Take every line where the string "user" appears and copy it.
+ + +
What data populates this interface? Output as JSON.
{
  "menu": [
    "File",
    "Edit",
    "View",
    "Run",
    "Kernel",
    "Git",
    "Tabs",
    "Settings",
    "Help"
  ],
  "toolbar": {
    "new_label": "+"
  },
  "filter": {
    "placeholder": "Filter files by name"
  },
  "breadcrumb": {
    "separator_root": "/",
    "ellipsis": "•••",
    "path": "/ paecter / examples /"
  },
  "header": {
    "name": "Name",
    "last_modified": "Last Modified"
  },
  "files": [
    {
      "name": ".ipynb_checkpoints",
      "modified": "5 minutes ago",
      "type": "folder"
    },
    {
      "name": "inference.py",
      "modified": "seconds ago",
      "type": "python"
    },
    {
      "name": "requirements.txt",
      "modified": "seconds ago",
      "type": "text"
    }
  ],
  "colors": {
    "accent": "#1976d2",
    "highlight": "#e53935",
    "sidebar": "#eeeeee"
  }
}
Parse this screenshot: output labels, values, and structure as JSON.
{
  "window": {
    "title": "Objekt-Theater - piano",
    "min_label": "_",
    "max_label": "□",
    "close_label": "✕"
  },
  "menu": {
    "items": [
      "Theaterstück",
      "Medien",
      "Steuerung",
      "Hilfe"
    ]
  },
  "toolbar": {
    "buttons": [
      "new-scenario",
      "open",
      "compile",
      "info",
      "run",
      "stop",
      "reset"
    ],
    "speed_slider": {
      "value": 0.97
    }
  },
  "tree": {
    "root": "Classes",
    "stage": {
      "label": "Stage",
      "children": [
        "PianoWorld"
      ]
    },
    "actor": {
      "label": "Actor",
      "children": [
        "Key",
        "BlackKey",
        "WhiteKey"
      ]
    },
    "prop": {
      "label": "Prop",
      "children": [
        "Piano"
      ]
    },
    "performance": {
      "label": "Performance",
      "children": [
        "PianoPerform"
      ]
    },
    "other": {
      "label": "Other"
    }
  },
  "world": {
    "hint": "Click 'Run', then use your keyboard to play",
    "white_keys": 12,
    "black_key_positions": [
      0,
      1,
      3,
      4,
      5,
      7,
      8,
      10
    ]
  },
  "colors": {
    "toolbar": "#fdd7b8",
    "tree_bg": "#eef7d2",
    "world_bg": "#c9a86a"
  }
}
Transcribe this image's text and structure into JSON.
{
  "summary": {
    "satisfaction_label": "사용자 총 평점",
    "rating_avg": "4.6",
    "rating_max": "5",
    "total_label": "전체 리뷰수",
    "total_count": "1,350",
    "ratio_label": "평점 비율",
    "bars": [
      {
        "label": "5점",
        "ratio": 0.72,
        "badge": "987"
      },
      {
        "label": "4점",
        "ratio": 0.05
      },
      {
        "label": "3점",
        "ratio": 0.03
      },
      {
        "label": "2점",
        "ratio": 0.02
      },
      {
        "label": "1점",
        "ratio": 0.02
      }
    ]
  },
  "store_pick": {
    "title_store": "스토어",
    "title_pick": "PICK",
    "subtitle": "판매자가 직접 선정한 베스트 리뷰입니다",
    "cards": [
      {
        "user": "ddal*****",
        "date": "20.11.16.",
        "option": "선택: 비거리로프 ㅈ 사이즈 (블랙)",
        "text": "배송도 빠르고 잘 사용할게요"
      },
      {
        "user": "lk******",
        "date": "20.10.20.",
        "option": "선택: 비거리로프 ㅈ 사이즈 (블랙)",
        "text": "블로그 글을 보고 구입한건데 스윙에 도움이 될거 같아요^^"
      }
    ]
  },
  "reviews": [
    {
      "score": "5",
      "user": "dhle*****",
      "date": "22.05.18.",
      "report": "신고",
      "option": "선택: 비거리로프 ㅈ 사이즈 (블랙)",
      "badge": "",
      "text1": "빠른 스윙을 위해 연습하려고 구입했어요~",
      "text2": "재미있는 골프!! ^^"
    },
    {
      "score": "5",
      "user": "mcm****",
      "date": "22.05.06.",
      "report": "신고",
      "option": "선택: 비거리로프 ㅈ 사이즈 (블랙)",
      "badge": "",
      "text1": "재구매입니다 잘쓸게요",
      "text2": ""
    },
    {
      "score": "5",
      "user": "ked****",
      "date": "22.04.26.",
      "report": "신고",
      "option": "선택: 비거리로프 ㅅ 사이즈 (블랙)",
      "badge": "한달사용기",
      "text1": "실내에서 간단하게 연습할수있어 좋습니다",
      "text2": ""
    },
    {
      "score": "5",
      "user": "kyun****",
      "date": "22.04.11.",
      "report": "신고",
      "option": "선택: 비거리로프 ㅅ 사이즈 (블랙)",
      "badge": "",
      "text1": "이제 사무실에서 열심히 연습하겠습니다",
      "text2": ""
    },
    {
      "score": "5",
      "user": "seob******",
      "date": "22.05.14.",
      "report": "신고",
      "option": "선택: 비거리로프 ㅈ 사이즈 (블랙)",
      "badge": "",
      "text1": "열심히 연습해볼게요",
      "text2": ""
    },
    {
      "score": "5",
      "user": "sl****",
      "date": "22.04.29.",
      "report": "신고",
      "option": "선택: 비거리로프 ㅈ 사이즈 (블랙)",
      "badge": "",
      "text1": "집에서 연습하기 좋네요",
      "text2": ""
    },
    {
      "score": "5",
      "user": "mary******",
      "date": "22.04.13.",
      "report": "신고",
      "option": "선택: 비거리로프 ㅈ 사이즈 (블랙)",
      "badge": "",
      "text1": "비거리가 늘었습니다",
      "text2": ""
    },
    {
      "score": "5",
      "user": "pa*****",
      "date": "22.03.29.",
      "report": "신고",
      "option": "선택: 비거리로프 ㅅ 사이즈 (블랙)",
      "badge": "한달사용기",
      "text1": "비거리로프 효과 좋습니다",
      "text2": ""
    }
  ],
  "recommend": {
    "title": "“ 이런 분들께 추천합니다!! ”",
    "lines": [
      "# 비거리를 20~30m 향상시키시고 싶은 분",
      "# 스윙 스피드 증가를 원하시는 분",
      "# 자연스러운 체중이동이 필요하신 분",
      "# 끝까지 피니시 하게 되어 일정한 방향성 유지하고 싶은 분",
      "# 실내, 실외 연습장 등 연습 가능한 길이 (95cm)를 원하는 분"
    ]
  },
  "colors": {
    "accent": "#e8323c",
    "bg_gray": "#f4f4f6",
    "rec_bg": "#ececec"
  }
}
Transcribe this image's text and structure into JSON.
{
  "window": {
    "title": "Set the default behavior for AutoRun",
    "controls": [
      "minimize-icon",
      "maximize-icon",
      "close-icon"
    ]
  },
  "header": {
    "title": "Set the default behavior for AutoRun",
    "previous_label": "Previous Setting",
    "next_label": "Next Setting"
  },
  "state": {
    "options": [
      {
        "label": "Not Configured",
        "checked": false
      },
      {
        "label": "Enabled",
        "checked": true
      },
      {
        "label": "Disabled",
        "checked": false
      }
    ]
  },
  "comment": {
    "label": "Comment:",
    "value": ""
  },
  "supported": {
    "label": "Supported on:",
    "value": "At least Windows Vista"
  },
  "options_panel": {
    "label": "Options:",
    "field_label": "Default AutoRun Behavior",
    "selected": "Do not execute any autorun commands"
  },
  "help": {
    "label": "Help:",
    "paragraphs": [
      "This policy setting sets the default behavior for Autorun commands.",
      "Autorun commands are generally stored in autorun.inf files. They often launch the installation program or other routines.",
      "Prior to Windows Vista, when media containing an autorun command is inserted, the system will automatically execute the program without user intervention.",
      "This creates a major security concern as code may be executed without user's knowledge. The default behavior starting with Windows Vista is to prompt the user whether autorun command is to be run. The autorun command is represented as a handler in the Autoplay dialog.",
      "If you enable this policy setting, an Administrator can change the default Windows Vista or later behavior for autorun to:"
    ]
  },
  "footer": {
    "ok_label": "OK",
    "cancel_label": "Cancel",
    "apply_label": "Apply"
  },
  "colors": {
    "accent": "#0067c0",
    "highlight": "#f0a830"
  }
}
+ + +
▸ **FINAL ANSWER**
        "user": "ddal*****",
        "user": "lk******",
      "user": "dhle*****",
      "user": "mcm****",
      "user": "ked****",
      "user": "kyun****",
      "user": "seob******",
      "user": "sl****",
      "user": "mary******",
      "user": "pa*****",
      "Prior to Windows Vista, when media containing an autorun command is inserted, the system will automatically execute the program without user intervention.",
      "This creates a major security concern as code may be executed without user's knowledge. The default behavior starting with Windows Vista is to prompt the user whether autorun command is to be run. The autorun command is represented as a handler in the Autoplay dialog.",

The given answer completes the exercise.